» **Request**
Report the count of lines containing the word "text" in the entries below, and nothing more.

» **Task data**
^^^^^^^^

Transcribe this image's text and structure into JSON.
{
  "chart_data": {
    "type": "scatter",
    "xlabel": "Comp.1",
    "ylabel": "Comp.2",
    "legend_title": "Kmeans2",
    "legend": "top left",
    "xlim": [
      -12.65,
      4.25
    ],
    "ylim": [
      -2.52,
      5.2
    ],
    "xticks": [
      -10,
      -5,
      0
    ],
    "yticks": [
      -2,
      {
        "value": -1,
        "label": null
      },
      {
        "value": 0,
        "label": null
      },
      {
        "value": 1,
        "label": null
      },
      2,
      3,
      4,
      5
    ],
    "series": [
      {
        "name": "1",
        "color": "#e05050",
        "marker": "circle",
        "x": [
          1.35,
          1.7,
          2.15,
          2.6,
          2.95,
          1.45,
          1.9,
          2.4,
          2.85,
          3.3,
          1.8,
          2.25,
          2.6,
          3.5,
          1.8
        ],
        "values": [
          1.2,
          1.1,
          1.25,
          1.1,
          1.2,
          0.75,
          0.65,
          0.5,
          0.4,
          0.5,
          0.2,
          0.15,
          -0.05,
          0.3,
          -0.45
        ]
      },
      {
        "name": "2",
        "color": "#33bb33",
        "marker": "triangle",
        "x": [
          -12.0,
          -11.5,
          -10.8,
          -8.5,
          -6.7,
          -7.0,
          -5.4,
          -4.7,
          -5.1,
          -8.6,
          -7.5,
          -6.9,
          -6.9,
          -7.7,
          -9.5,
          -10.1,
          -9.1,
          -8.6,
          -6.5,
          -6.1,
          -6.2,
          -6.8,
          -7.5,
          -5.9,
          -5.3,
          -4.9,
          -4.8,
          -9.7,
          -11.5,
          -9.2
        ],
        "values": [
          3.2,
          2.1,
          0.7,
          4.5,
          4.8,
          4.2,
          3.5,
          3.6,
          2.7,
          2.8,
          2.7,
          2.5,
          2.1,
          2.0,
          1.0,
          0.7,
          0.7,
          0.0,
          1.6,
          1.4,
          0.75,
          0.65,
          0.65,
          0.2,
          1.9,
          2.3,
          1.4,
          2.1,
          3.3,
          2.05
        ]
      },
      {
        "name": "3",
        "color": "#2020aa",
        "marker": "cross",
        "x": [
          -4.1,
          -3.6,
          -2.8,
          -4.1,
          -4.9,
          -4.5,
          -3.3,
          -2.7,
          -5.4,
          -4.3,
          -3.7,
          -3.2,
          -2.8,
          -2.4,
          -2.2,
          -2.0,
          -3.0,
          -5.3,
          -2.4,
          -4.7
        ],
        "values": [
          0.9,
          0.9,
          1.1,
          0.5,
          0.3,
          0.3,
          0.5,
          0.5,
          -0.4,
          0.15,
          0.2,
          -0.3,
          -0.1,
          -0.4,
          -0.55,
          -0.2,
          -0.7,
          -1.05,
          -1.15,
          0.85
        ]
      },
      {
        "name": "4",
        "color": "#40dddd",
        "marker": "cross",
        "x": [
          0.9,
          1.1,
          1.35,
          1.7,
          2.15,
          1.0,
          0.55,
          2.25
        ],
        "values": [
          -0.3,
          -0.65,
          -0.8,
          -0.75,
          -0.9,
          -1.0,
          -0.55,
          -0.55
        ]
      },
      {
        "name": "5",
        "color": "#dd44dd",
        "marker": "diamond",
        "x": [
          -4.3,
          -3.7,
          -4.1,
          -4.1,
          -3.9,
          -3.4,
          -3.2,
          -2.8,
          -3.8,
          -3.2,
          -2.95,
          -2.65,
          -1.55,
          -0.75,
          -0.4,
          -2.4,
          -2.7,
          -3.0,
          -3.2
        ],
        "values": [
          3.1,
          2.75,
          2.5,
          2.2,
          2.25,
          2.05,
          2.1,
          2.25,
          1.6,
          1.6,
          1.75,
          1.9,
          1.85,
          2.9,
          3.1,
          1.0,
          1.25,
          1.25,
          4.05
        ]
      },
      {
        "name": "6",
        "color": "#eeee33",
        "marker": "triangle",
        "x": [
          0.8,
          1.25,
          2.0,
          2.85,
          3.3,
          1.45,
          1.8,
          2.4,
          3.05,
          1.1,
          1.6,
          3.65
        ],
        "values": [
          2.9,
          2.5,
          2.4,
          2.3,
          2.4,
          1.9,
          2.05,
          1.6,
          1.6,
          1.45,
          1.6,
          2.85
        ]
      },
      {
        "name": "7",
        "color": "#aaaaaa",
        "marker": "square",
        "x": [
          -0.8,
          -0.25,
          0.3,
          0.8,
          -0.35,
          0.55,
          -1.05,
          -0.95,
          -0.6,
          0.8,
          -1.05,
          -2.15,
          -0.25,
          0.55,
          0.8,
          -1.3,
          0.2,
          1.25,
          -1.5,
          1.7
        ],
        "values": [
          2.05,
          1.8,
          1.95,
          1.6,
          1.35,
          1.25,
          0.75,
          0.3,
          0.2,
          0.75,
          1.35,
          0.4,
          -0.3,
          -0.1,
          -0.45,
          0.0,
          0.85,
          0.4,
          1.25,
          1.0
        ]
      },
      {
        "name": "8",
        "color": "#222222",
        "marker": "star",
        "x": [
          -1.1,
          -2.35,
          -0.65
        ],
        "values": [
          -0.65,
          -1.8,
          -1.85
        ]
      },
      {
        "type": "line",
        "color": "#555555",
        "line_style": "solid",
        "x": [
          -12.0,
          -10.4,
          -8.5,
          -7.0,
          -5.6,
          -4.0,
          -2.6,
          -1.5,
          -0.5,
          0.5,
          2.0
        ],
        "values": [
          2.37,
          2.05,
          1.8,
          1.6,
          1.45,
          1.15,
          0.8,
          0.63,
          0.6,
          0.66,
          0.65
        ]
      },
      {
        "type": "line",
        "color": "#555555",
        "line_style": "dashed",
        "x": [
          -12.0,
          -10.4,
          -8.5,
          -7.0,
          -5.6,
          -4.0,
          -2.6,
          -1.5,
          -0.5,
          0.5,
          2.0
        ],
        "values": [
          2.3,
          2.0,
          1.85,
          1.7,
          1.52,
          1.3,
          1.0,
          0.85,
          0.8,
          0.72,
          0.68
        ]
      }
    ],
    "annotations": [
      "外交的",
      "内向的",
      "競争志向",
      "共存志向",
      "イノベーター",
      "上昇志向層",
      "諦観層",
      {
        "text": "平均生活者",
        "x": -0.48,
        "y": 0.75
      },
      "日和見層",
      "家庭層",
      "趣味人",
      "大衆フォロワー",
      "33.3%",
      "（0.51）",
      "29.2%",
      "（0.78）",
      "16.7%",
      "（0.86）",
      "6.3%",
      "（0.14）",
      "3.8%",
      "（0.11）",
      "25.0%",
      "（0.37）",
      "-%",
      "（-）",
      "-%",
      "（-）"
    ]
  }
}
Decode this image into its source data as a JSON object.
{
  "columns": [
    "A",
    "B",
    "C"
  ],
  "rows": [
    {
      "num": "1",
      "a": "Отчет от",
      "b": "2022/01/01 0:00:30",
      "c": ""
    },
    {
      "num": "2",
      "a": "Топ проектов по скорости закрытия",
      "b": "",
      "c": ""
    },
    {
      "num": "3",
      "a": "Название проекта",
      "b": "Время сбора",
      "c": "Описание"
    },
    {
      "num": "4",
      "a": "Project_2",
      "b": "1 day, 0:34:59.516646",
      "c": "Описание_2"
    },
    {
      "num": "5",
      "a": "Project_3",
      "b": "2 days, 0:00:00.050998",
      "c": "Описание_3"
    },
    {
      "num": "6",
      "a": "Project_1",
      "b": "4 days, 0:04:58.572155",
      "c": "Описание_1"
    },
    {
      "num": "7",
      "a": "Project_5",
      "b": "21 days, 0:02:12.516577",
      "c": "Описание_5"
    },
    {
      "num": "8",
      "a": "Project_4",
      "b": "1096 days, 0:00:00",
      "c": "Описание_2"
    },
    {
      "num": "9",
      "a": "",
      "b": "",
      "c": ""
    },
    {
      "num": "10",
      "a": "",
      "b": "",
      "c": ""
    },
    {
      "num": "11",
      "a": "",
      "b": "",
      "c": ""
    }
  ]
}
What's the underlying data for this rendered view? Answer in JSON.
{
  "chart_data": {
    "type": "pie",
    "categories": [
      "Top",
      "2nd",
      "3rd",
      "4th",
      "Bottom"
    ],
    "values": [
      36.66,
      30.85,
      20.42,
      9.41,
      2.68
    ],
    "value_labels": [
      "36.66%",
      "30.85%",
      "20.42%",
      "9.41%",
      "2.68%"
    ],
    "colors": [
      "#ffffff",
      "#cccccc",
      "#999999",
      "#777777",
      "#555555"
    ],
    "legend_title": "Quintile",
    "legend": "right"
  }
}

^^^^^^^^

» **Full response**
2